**Problem requirements:**
Update the records below by replacing "component" with "item" and keep every other part the same.

**Recorded data:**
%%
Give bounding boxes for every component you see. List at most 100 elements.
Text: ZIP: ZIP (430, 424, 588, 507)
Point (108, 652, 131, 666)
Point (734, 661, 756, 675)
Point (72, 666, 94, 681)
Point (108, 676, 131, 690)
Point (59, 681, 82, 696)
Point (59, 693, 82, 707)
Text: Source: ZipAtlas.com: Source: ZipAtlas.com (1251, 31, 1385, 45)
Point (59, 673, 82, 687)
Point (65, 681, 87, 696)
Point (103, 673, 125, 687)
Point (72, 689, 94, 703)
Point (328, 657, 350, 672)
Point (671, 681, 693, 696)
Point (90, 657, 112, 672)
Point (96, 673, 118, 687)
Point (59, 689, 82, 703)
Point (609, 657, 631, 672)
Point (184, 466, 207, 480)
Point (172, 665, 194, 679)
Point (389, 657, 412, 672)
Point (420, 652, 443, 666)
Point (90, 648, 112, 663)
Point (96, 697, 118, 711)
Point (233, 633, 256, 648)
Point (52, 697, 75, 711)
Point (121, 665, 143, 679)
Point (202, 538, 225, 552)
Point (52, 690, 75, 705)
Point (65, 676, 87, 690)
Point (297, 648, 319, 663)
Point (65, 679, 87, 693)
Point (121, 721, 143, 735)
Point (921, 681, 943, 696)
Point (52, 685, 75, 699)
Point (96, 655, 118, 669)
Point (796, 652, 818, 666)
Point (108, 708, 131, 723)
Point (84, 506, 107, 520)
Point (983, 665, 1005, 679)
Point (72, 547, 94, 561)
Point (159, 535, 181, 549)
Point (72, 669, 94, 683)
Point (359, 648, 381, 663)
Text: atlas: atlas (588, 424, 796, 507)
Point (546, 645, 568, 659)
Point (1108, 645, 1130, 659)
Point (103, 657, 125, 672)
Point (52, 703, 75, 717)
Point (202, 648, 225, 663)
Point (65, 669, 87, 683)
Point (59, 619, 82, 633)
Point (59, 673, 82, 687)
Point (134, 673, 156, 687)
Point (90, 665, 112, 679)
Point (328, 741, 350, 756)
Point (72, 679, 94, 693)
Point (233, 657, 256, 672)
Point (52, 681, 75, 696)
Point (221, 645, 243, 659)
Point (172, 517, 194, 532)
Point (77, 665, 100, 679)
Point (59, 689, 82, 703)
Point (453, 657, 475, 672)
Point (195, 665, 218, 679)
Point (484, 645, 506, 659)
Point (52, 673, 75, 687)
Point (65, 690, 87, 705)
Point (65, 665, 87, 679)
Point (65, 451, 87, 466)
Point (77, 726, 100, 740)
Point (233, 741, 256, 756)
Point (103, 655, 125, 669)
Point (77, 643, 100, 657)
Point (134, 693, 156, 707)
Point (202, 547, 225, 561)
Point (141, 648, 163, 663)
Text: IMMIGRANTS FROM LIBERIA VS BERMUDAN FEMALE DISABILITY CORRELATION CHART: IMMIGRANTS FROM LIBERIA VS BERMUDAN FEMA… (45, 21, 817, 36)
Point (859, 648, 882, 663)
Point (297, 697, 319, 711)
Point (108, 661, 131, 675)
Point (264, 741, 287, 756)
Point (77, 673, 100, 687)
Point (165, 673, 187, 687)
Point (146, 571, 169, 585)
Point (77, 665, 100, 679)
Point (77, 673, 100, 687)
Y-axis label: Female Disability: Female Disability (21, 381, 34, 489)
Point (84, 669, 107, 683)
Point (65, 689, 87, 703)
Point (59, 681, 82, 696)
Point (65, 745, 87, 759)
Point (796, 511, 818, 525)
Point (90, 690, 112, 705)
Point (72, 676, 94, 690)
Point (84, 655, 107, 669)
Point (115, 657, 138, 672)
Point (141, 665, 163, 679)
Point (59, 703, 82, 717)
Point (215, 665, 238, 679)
%%
**Full answer:**
Give bounding boxes for every item you see. List at most 100 elements.
Text: ZIP: ZIP (430, 424, 588, 507)
Point (108, 652, 131, 666)
Point (734, 661, 756, 675)
Point (72, 666, 94, 681)
Point (108, 676, 131, 690)
Point (59, 681, 82, 696)
Point (59, 693, 82, 707)
Text: Source: ZipAtlas.com: Source: ZipAtlas.com (1251, 31, 1385, 45)
Point (59, 673, 82, 687)
Point (65, 681, 87, 696)
Point (103, 673, 125, 687)
Point (72, 689, 94, 703)
Point (328, 657, 350, 672)
Point (671, 681, 693, 696)
Point (90, 657, 112, 672)
Point (96, 673, 118, 687)
Point (59, 689, 82, 703)
Point (609, 657, 631, 672)
Point (184, 466, 207, 480)
Point (172, 665, 194, 679)
Point (389, 657, 412, 672)
Point (420, 652, 443, 666)
Point (90, 648, 112, 663)
Point (96, 697, 118, 711)
Point (233, 633, 256, 648)
Point (52, 697, 75, 711)
Point (121, 665, 143, 679)
Point (202, 538, 225, 552)
Point (52, 690, 75, 705)
Point (65, 676, 87, 690)
Point (297, 648, 319, 663)
Point (65, 679, 87, 693)
Point (121, 721, 143, 735)
Point (921, 681, 943, 696)
Point (52, 685, 75, 699)
Point (96, 655, 118, 669)
Point (796, 652, 818, 666)
Point (108, 708, 131, 723)
Point (84, 506, 107, 520)
Point (983, 665, 1005, 679)
Point (72, 547, 94, 561)
Point (159, 535, 181, 549)
Point (72, 669, 94, 683)
Point (359, 648, 381, 663)
Text: atlas: atlas (588, 424, 796, 507)
Point (546, 645, 568, 659)
Point (1108, 645, 1130, 659)
Point (103, 657, 125, 672)
Point (52, 703, 75, 717)
Point (202, 648, 225, 663)
Point (65, 669, 87, 683)
Point (59, 619, 82, 633)
Point (59, 673, 82, 687)
Point (134, 673, 156, 687)
Point (90, 665, 112, 679)
Point (328, 741, 350, 756)
Point (72, 679, 94, 693)
Point (233, 657, 256, 672)
Point (52, 681, 75, 696)
Point (221, 645, 243, 659)
Point (172, 517, 194, 532)
Point (77, 665, 100, 679)
Point (59, 689, 82, 703)
Point (453, 657, 475, 672)
Point (195, 665, 218, 679)
Point (484, 645, 506, 659)
Point (52, 673, 75, 687)
Point (65, 690, 87, 705)
Point (65, 665, 87, 679)
Point (65, 451, 87, 466)
Point (77, 726, 100, 740)
Point (233, 741, 256, 756)
Point (103, 655, 125, 669)
Point (77, 643, 100, 657)
Point (134, 693, 156, 707)
Point (202, 547, 225, 561)
Point (141, 648, 163, 663)
Text: IMMIGRANTS FROM LIBERIA VS BERMUDAN FEMALE DISABILITY CORRELATION CHART: IMMIGRANTS FROM LIBERIA VS BERMUDAN FEMA… (45, 21, 817, 36)
Point (859, 648, 882, 663)
Point (297, 697, 319, 711)
Point (108, 661, 131, 675)
Point (264, 741, 287, 756)
Point (77, 673, 100, 687)
Point (165, 673, 187, 687)
Point (146, 571, 169, 585)
Point (77, 665, 100, 679)
Point (77, 673, 100, 687)
Y-axis label: Female Disability: Female Disability (21, 381, 34, 489)
Point (84, 669, 107, 683)
Point (65, 689, 87, 703)
Point (59, 681, 82, 696)
Point (65, 745, 87, 759)
Point (796, 511, 818, 525)
Point (90, 690, 112, 705)
Point (72, 676, 94, 690)
Point (84, 655, 107, 669)
Point (115, 657, 138, 672)
Point (141, 665, 163, 679)
Point (59, 703, 82, 717)
Point (215, 665, 238, 679)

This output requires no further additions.